Collection entries
Start

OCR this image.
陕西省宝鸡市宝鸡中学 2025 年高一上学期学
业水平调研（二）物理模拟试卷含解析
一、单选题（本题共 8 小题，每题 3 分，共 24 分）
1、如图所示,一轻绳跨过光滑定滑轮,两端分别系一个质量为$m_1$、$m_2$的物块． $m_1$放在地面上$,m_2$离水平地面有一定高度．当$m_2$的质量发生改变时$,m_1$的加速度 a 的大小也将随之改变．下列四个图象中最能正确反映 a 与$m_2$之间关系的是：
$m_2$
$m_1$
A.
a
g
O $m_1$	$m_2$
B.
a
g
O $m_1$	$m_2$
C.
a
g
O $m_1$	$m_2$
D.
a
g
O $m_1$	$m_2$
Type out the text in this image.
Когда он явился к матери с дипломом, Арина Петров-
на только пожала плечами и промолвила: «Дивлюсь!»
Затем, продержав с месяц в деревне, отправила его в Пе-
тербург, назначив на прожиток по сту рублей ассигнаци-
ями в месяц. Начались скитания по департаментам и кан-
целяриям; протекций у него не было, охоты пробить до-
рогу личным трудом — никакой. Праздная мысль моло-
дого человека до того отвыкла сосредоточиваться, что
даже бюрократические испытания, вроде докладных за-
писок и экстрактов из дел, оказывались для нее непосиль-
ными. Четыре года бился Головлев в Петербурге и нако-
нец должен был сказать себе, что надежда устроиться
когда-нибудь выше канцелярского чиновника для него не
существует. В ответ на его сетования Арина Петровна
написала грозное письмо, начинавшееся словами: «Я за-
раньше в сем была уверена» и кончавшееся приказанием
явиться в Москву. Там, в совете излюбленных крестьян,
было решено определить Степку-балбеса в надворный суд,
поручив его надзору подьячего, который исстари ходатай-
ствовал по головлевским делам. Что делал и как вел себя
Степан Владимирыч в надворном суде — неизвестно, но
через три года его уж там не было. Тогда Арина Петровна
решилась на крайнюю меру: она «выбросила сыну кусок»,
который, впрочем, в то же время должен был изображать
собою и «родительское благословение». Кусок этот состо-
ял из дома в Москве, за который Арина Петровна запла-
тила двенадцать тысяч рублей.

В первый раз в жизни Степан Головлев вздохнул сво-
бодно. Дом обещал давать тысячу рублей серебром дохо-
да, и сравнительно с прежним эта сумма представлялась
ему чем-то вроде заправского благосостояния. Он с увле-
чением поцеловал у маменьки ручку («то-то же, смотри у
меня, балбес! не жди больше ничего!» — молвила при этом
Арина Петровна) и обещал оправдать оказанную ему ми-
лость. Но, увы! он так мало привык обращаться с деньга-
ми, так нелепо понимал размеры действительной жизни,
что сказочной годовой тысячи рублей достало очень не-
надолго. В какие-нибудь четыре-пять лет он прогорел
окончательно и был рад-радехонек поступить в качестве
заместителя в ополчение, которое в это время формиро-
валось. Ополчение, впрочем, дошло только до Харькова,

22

End

Using the records above, copy every line that has the word "только" in it.

EXERCISE SOLUTION:
на только пожала плечами и промолвила: «Дивлюсь!»
валось. Ополчение, впрочем, дошло только до Харькова,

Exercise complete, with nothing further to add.